----- Material for the task -----
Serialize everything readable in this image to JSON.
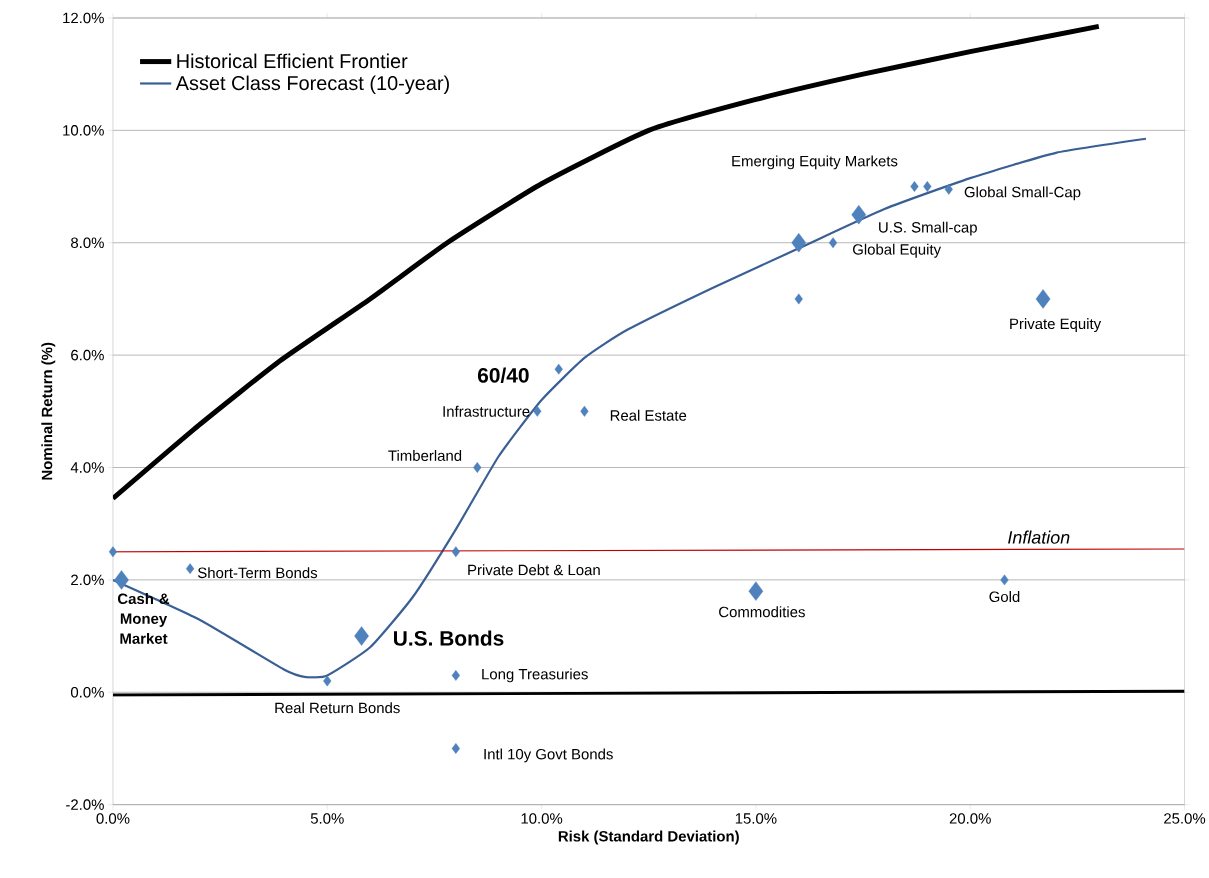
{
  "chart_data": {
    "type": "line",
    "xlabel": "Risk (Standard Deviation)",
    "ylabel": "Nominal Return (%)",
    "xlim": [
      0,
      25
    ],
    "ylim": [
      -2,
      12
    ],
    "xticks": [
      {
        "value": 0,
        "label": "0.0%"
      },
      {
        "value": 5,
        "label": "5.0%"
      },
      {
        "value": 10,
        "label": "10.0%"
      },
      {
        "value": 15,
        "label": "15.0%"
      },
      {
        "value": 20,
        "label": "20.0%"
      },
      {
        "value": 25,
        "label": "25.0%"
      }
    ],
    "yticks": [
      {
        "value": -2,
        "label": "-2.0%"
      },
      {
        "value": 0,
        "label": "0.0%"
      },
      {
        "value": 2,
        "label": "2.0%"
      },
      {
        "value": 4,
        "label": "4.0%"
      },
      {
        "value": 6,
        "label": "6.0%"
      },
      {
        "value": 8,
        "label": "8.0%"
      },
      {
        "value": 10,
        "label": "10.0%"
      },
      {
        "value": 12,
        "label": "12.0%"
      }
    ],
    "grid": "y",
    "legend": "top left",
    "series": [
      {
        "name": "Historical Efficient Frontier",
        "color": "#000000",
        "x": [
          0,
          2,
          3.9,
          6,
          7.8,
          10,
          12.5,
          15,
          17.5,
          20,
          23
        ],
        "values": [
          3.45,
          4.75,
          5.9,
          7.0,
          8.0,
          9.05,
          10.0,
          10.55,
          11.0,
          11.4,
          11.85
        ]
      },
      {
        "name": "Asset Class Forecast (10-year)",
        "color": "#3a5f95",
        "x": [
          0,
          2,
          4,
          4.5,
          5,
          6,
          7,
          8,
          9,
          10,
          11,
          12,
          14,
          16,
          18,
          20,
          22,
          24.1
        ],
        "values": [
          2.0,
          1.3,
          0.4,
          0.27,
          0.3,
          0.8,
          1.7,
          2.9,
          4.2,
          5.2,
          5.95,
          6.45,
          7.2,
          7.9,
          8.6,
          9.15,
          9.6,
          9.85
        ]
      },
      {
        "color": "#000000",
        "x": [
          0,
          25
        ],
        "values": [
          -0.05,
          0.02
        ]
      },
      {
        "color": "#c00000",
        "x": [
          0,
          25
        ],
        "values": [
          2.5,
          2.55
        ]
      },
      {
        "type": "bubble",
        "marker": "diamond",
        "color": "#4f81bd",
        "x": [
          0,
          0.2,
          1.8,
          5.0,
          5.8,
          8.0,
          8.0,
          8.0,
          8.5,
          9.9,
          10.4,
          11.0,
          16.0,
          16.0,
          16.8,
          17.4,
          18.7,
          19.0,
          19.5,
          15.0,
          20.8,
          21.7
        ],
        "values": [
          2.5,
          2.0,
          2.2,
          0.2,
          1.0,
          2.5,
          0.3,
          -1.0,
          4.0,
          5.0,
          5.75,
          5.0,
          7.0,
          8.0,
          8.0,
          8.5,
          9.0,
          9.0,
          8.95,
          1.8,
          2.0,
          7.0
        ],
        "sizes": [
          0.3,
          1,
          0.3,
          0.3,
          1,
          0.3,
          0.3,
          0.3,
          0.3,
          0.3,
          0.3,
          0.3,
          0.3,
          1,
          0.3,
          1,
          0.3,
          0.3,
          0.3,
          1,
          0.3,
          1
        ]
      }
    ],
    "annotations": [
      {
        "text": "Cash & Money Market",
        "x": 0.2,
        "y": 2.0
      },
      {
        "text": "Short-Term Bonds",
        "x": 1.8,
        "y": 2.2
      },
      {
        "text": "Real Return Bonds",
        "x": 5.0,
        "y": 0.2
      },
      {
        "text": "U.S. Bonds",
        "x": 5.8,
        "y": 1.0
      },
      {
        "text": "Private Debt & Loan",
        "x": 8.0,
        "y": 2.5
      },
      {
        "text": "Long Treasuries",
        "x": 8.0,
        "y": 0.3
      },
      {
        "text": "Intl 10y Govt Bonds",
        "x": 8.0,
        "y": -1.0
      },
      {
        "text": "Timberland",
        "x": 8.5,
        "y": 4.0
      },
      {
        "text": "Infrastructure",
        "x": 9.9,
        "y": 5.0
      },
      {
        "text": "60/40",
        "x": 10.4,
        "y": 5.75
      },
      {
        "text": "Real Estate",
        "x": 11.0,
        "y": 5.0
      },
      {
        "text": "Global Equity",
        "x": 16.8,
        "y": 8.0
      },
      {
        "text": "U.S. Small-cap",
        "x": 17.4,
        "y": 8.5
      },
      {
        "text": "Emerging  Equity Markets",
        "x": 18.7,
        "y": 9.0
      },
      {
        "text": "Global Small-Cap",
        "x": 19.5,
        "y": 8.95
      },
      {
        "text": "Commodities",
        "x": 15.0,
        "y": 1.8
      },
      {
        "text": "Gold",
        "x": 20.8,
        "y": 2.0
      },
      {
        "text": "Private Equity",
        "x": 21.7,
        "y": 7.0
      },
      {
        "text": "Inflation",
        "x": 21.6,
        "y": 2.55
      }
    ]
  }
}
-----
----- Material for the task -----
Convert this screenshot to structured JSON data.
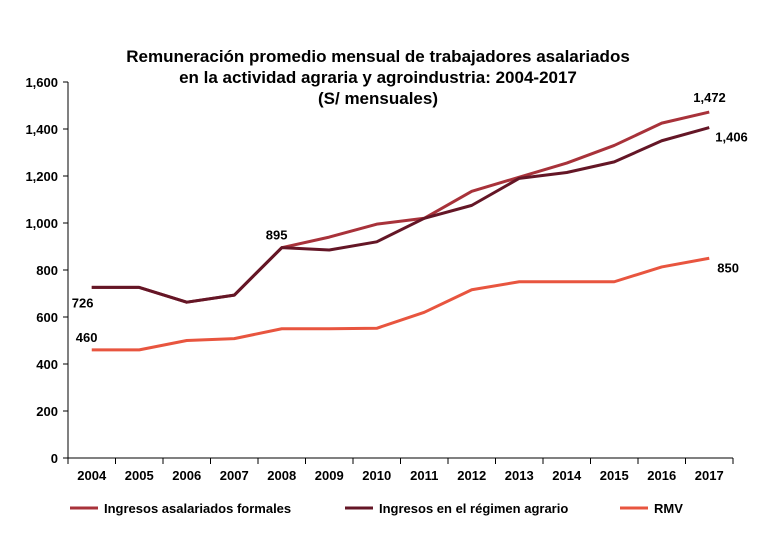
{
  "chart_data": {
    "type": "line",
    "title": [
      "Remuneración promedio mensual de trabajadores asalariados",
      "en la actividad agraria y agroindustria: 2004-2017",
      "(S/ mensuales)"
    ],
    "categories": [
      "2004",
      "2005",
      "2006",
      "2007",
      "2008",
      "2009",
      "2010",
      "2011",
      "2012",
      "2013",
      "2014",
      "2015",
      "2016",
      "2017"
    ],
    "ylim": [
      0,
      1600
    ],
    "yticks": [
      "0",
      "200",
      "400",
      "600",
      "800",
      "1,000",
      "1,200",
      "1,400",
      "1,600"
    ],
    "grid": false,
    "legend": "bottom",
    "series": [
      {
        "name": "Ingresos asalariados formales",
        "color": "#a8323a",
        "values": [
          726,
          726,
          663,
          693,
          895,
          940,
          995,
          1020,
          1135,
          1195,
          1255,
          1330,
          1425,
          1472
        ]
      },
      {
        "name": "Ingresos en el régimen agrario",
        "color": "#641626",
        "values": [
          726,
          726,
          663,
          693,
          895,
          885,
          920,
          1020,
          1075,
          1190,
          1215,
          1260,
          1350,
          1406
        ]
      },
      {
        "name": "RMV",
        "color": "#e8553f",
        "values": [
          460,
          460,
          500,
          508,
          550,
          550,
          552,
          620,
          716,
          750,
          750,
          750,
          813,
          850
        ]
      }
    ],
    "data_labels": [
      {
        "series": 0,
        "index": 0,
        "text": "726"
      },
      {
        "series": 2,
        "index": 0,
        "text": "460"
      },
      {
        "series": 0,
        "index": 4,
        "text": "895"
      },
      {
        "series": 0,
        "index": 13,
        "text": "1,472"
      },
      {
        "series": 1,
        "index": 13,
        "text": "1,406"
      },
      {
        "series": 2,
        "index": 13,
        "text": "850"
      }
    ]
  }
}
-----
----- Material for the task -----
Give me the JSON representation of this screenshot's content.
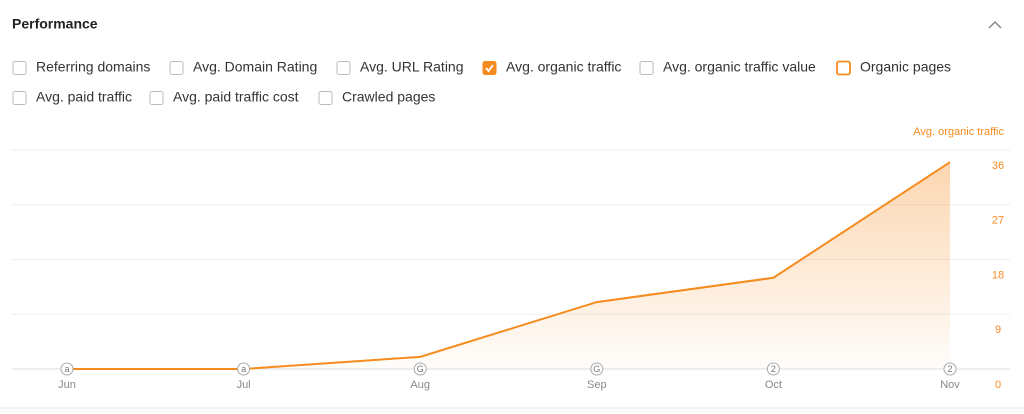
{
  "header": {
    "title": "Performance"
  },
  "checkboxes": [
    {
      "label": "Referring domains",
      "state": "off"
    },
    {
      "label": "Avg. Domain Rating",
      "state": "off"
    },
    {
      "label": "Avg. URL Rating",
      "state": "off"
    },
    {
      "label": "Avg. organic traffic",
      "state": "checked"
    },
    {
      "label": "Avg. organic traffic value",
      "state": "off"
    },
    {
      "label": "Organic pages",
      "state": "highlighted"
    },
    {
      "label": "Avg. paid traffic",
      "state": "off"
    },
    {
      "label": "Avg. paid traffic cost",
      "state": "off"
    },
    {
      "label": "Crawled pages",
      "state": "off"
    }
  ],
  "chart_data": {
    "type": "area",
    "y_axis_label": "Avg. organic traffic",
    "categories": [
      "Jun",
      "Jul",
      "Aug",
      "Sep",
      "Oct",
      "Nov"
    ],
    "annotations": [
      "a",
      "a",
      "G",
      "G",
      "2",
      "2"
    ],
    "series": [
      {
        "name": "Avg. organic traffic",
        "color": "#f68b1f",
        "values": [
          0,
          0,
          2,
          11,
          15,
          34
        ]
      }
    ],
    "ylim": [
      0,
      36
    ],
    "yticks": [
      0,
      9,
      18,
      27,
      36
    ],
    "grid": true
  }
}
-----
* **Exercise details**
Look through the records and gather each line with the word "Rating".

* **Correct output**
      "label": "Avg. Domain Rating",
      "label": "Avg. URL Rating",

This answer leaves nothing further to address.